● **Exercise directions**: Give back every line exactly as it appears, pictures excluded.

-- BEGIN Records for this exercise --

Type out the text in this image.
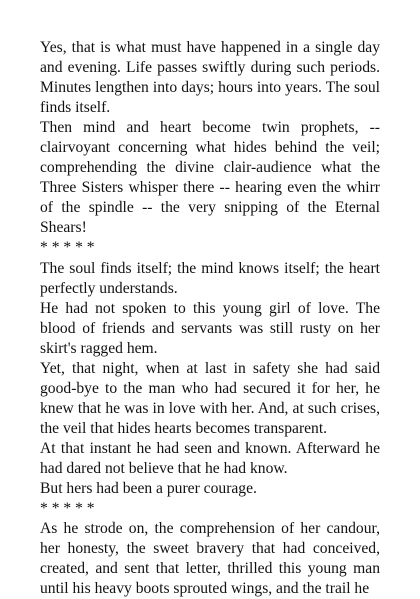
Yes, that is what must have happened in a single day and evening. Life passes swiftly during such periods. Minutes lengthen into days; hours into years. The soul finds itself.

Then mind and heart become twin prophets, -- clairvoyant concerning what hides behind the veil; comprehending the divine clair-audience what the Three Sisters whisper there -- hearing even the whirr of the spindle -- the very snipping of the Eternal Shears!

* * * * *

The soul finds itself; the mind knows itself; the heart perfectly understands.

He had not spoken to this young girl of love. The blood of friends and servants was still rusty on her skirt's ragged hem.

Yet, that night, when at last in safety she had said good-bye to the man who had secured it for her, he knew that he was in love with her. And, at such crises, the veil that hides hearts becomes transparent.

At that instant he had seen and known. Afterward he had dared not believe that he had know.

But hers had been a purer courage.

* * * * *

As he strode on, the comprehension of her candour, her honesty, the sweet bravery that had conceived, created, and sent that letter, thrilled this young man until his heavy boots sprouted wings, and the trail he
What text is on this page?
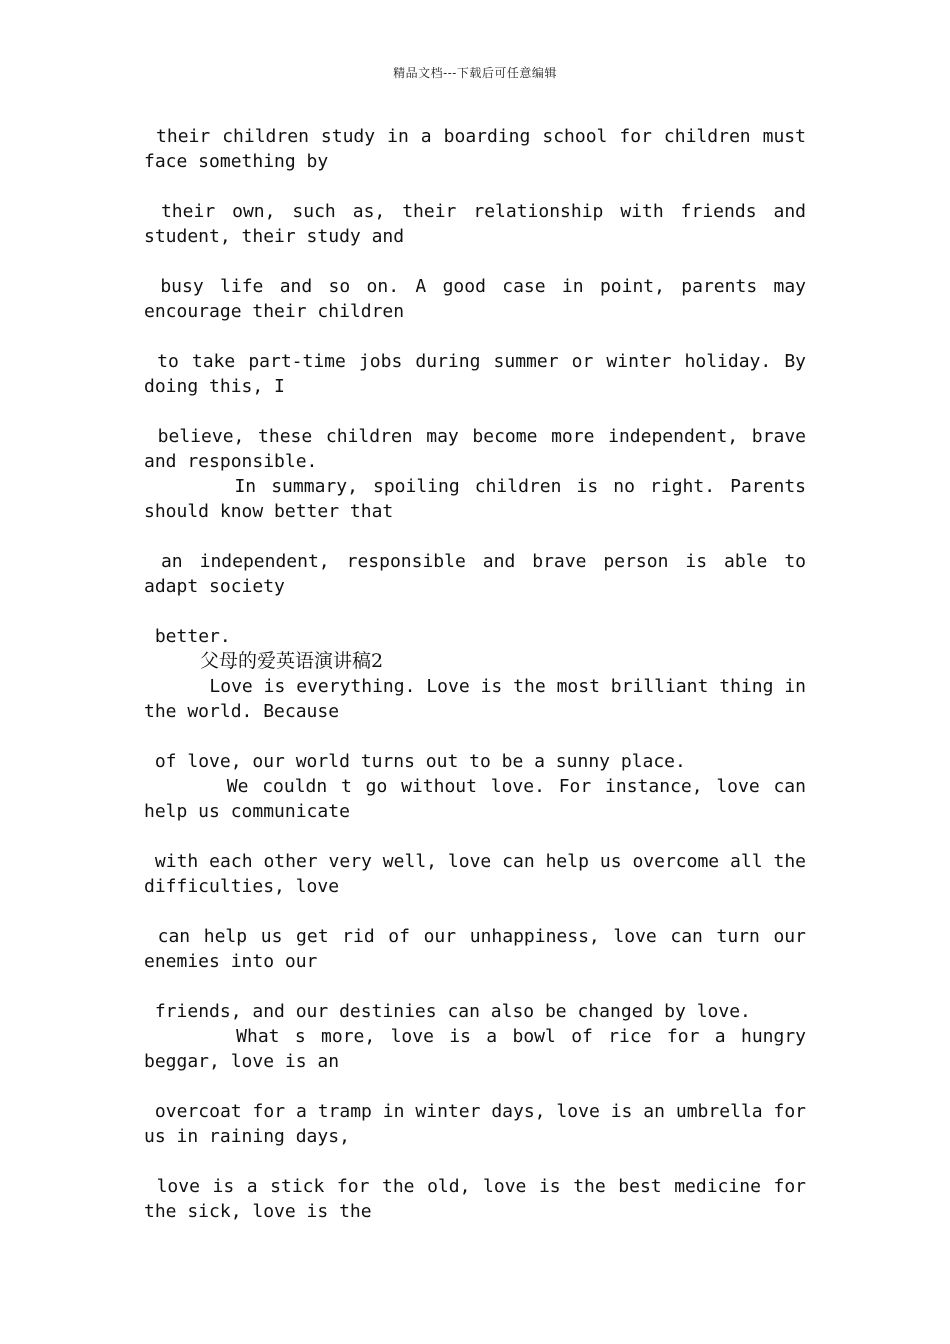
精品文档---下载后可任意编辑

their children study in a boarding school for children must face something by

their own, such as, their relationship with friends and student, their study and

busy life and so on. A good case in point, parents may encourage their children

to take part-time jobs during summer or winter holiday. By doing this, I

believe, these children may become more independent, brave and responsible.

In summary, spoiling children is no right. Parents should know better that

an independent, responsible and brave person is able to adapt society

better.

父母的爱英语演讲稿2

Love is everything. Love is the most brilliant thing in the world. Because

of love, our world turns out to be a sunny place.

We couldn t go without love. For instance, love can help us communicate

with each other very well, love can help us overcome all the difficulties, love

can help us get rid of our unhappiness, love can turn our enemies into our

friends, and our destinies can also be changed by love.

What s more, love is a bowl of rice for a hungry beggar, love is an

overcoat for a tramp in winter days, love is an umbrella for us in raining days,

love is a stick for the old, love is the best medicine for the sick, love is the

-- END Records for this exercise --

● **Solution**:
Type out the text in this image.
Yes, that is what must have happened in a single day and evening. Life passes swiftly during such periods. Minutes lengthen into days; hours into years. The soul finds itself.

Then mind and heart become twin prophets, -- clairvoyant concerning what hides behind the veil; comprehending the divine clair-audience what the Three Sisters whisper there -- hearing even the whirr of the spindle -- the very snipping of the Eternal Shears!

* * * * *

The soul finds itself; the mind knows itself; the heart perfectly understands.

He had not spoken to this young girl of love. The blood of friends and servants was still rusty on her skirt's ragged hem.

Yet, that night, when at last in safety she had said good-bye to the man who had secured it for her, he knew that he was in love with her. And, at such crises, the veil that hides hearts becomes transparent.

At that instant he had seen and known. Afterward he had dared not believe that he had know.

But hers had been a purer courage.

* * * * *

As he strode on, the comprehension of her candour, her honesty, the sweet bravery that had conceived, created, and sent that letter, thrilled this young man until his heavy boots sprouted wings, and the trail he
What text is on this page?
精品文档---下载后可任意编辑

their children study in a boarding school for children must face something by

their own, such as, their relationship with friends and student, their study and

busy life and so on. A good case in point, parents may encourage their children

to take part-time jobs during summer or winter holiday. By doing this, I

believe, these children may become more independent, brave and responsible.

In summary, spoiling children is no right. Parents should know better that

an independent, responsible and brave person is able to adapt society

better.

父母的爱英语演讲稿2

Love is everything. Love is the most brilliant thing in the world. Because

of love, our world turns out to be a sunny place.

We couldn t go without love. For instance, love can help us communicate

with each other very well, love can help us overcome all the difficulties, love

can help us get rid of our unhappiness, love can turn our enemies into our

friends, and our destinies can also be changed by love.

What s more, love is a bowl of rice for a hungry beggar, love is an

overcoat for a tramp in winter days, love is an umbrella for us in raining days,

love is a stick for the old, love is the best medicine for the sick, love is the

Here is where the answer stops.